> _LISTED ENTRIES_

+ + +

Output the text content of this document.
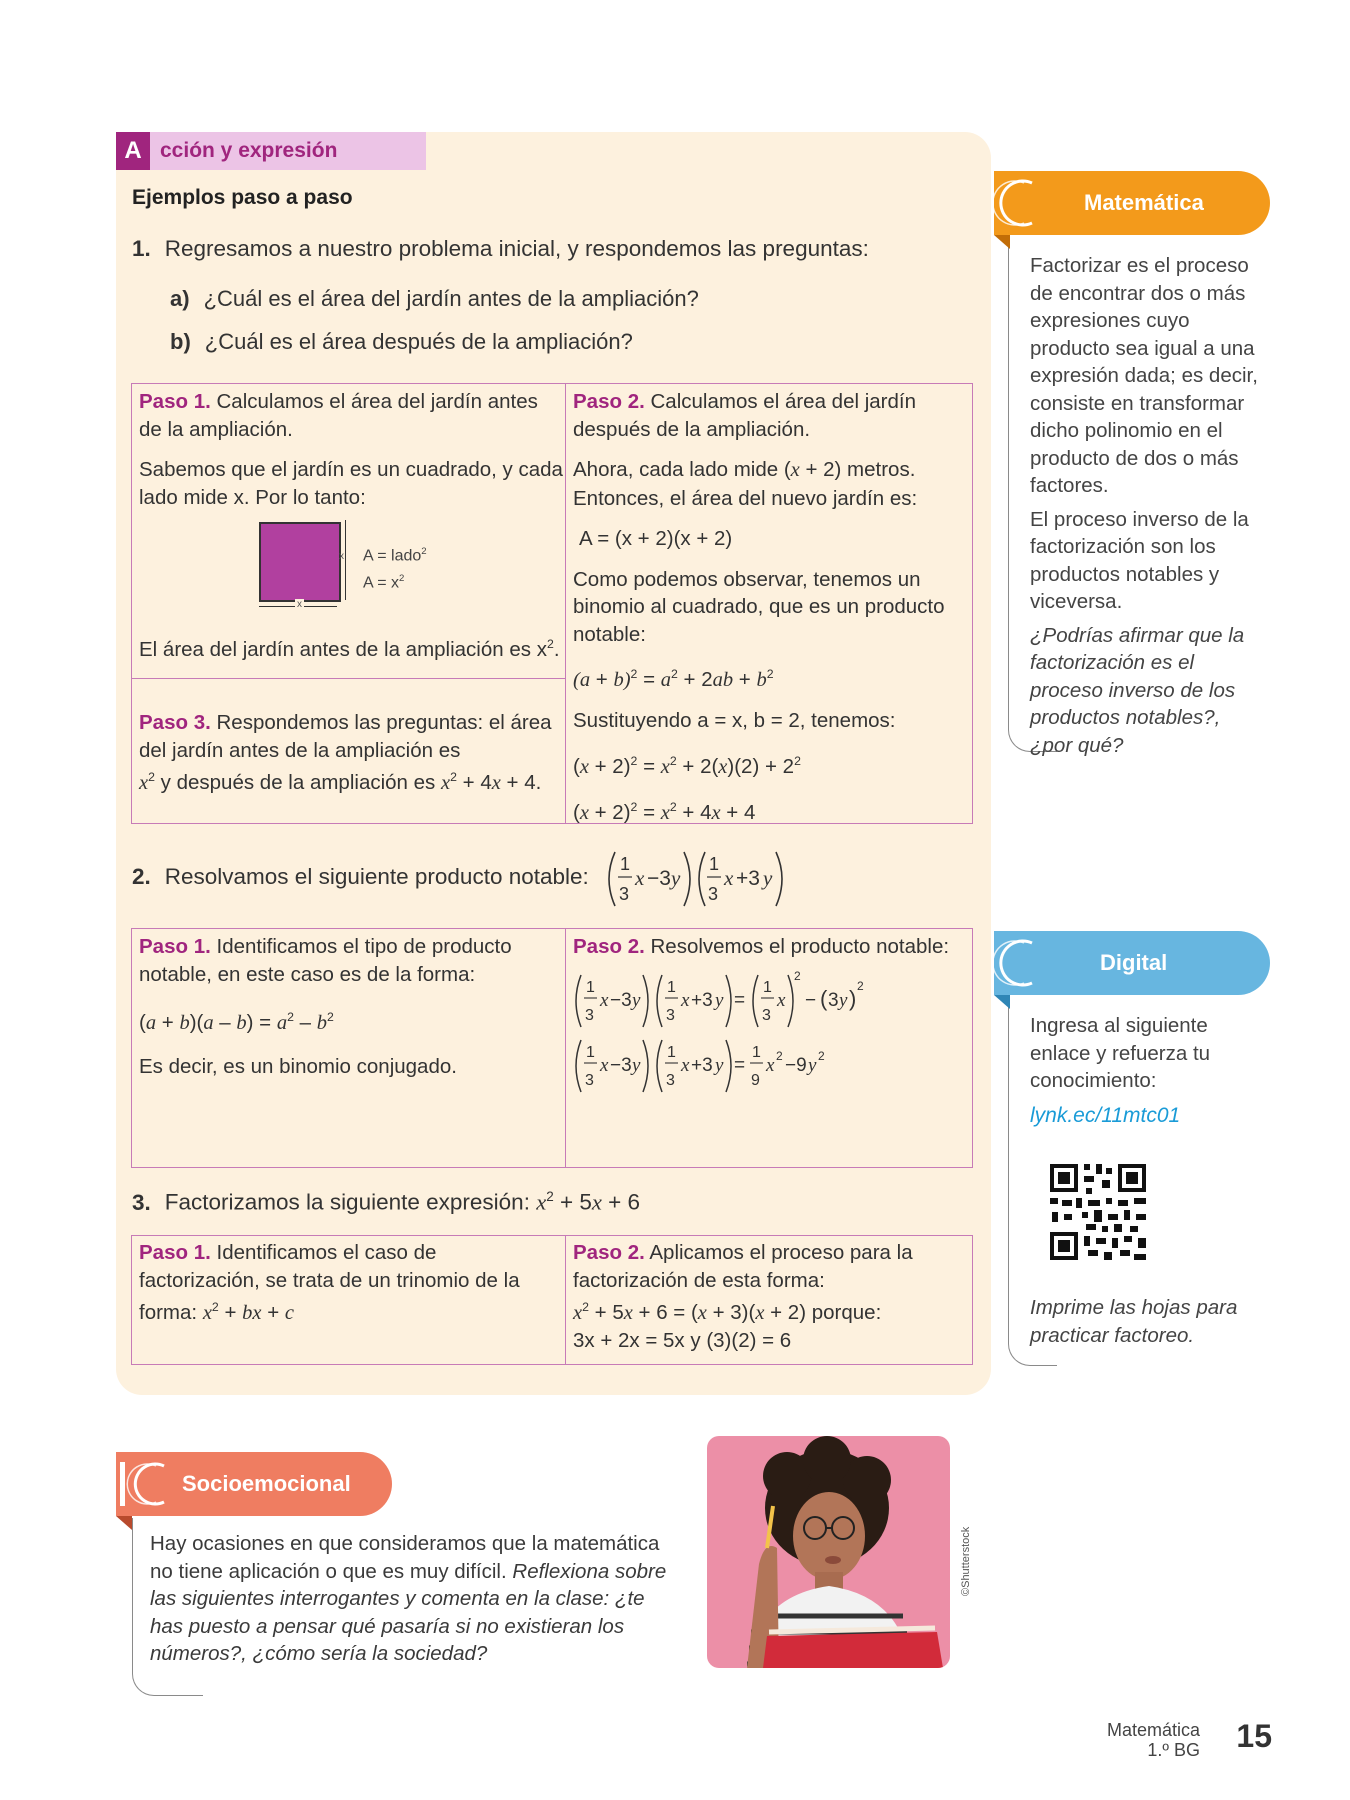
A cción y expresión
Ejemplos paso a paso
1. Regresamos a nuestro problema inicial, y respondemos las preguntas:
a) ¿Cuál es el área del jardín antes de la ampliación?
b) ¿Cuál es el área después de la ampliación?

Paso 1. Calculamos el área del jardín antes de la ampliación.

Sabemos que el jardín es un cuadrado, y cada lado mide x. Por lo tanto:

x
x
A = lado$^2$
$A = x^2$
El área del jardín antes de la ampliación es $x^2$.
Paso 3. Respondemos las preguntas: el área del jardín antes de la ampliación es
$x^2$ y después de la ampliación es $x^2 + 4x + 4$.

Paso 2. Calculamos el área del jardín después de la ampliación.

Ahora, cada lado mide (x + 2) metros. Entonces, el área del nuevo jardín es:

A = (x + 2)(x + 2)

Como podemos observar, tenemos un binomio al cuadrado, que es un producto notable:

$(a + b)^2 = a^2 + 2ab + b^2$

Sustituyendo a = x, b = 2, tenemos:

$(x + 2)^2 = x^2 + 2(x)(2) + 2^2$

$(x + 2)^2 = x^2 + 4x + 4$

2. Resolvamos el siguiente producto notable: 1
3
x −3 y
1
3
x +3 y

Paso 1. Identificamos el tipo de producto notable, en este caso es de la forma:

$(a + b)(a - b) = a^2 - b^2$

Es decir, es un binomio conjugado.

Paso 2. Resolvemos el producto notable:
1
3
x −3 y
1
3
x +3 y =
1
3
x
2
− ( 3 y ) 2
1
3
x −3 y
1
3
x +3 y =
1
9
x 2 −9 y 2
3. Factorizamos la siguiente expresión: $x^2 + 5x + 6$
Paso 1. Identificamos el caso de factorización, se trata de un trinomio de la forma: $x^2$ + bx + c
Paso 2. Aplicamos el proceso para la factorización de esta forma:
$x^2 + 5x + 6 = (x + 3)(x + 2)$ porque:
3x + 2x = 5x y (3)(2) = 6
Matemática

Factorizar es el proceso de encontrar dos o más expresiones cuyo producto sea igual a una expresión dada; es decir, consiste en transformar dicho polinomio en el producto de dos o más factores.

El proceso inverso de la factorización son los productos notables y viceversa.

¿Podrías afirmar que la factorización es el proceso inverso de los productos notables?, ¿por qué?

Digital
Ingresa al siguiente enlace y refuerza tu conocimiento:
lynk.ec/11mtc01
Imprime las hojas para practicar factoreo.
Socioemocional
Hay ocasiones en que consideramos que la matemática no tiene aplicación o que es muy difícil. Reflexiona sobre las siguientes interrogantes y comenta en la clase: ¿te has puesto a pensar qué pasaría si no existieran los números?, ¿cómo sería la sociedad?
©Shutterstock
Matemática
1.º BG 15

+ + +

Pick out every line holding the string "para" and return it.

> _REPLY TO THE EXERCISE_
Paso 2. Aplicamos el proceso para la factorización de esta forma:
Imprime las hojas para practicar factoreo.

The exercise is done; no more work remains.